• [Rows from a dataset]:
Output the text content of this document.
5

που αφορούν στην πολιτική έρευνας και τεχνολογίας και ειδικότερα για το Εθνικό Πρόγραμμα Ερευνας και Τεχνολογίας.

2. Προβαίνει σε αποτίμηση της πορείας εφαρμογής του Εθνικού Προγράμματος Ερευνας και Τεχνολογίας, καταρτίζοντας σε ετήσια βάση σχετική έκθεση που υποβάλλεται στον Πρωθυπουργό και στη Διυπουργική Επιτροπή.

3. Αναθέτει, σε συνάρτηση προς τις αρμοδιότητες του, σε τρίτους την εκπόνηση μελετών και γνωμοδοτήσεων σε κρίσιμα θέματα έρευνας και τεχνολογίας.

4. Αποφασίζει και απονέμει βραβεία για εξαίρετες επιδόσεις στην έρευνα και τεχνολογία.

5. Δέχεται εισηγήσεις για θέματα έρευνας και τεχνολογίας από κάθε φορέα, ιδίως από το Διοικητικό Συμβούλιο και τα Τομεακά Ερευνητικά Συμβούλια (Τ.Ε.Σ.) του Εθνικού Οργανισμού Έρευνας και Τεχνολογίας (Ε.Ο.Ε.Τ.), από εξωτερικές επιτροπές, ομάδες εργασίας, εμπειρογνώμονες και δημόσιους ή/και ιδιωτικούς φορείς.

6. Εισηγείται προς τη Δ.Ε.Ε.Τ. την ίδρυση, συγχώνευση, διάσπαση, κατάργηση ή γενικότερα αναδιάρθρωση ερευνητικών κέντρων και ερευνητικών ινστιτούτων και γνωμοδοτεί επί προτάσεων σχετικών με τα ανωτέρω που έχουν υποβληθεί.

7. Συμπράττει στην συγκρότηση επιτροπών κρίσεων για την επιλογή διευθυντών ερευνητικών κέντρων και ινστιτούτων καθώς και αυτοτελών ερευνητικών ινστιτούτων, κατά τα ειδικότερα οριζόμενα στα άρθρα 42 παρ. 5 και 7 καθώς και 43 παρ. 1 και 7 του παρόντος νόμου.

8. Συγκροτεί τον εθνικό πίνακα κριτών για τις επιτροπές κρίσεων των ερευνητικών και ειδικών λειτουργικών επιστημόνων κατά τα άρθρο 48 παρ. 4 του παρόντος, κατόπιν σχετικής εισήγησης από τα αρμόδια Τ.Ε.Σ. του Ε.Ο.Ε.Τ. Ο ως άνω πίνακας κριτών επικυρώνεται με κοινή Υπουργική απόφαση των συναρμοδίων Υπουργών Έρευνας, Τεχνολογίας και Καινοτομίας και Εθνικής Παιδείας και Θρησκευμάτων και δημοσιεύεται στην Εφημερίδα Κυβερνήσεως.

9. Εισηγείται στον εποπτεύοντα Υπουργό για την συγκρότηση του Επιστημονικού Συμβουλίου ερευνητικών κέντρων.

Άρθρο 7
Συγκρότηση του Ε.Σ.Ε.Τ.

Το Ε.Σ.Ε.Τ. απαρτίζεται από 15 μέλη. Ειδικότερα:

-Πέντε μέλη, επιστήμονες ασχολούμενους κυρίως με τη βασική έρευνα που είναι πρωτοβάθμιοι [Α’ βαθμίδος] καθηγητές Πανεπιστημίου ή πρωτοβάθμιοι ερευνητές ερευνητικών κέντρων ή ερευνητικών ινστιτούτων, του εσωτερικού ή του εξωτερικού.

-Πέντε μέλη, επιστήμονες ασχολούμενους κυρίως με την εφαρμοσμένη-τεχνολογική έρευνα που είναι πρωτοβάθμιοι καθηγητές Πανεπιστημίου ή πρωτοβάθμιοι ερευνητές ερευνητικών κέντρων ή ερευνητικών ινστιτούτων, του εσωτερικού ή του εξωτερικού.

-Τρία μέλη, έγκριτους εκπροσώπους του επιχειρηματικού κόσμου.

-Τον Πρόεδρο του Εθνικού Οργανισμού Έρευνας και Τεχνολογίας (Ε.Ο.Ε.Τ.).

• [Task statement]: Select the lines in this material that hold the word "ερευνητικών", leaving none out.

• [Expected answer]:
6. Εισηγείται προς τη Δ.Ε.Ε.Τ. την ίδρυση, συγχώνευση, διάσπαση, κατάργηση ή γενικότερα αναδιάρθρωση ερευνητικών κέντρων και ερευνητικών ινστιτούτων και γνωμοδοτεί επί προτάσεων σχετικών με τα ανωτέρω που έχουν υποβληθεί.
7. Συμπράττει στην συγκρότηση επιτροπών κρίσεων για την επιλογή διευθυντών ερευνητικών κέντρων και ινστιτούτων καθώς και αυτοτελών ερευνητικών ινστιτούτων, κατά τα ειδικότερα οριζόμενα στα άρθρα 42 παρ. 5 και 7 καθώς και 43 παρ. 1 και 7 του παρόντος νόμου.
8. Συγκροτεί τον εθνικό πίνακα κριτών για τις επιτροπές κρίσεων των ερευνητικών και ειδικών λειτουργικών επιστημόνων κατά τα άρθρο 48 παρ. 4 του παρόντος, κατόπιν σχετικής εισήγησης από τα αρμόδια Τ.Ε.Σ. του Ε.Ο.Ε.Τ. Ο ως άνω πίνακας κριτών επικυρώνεται με κοινή Υπουργική απόφαση των συναρμοδίων Υπουργών Έρευνας, Τεχνολογίας και Καινοτομίας και Εθνικής Παιδείας και Θρησκευμάτων και δημοσιεύεται στην Εφημερίδα Κυβερνήσεως.
9. Εισηγείται στον εποπτεύοντα Υπουργό για την συγκρότηση του Επιστημονικού Συμβουλίου ερευνητικών κέντρων.
-Πέντε μέλη, επιστήμονες ασχολούμενους κυρίως με τη βασική έρευνα που είναι πρωτοβάθμιοι [Α’ βαθμίδος] καθηγητές Πανεπιστημίου ή πρωτοβάθμιοι ερευνητές ερευνητικών κέντρων ή ερευνητικών ινστιτούτων, του εσωτερικού ή του εξωτερικού.
-Πέντε μέλη, επιστήμονες ασχολούμενους κυρίως με την εφαρμοσμένη-τεχνολογική έρευνα που είναι πρωτοβάθμιοι καθηγητές Πανεπιστημίου ή πρωτοβάθμιοι ερευνητές ερευνητικών κέντρων ή ερευνητικών ινστιτούτων, του εσωτερικού ή του εξωτερικού.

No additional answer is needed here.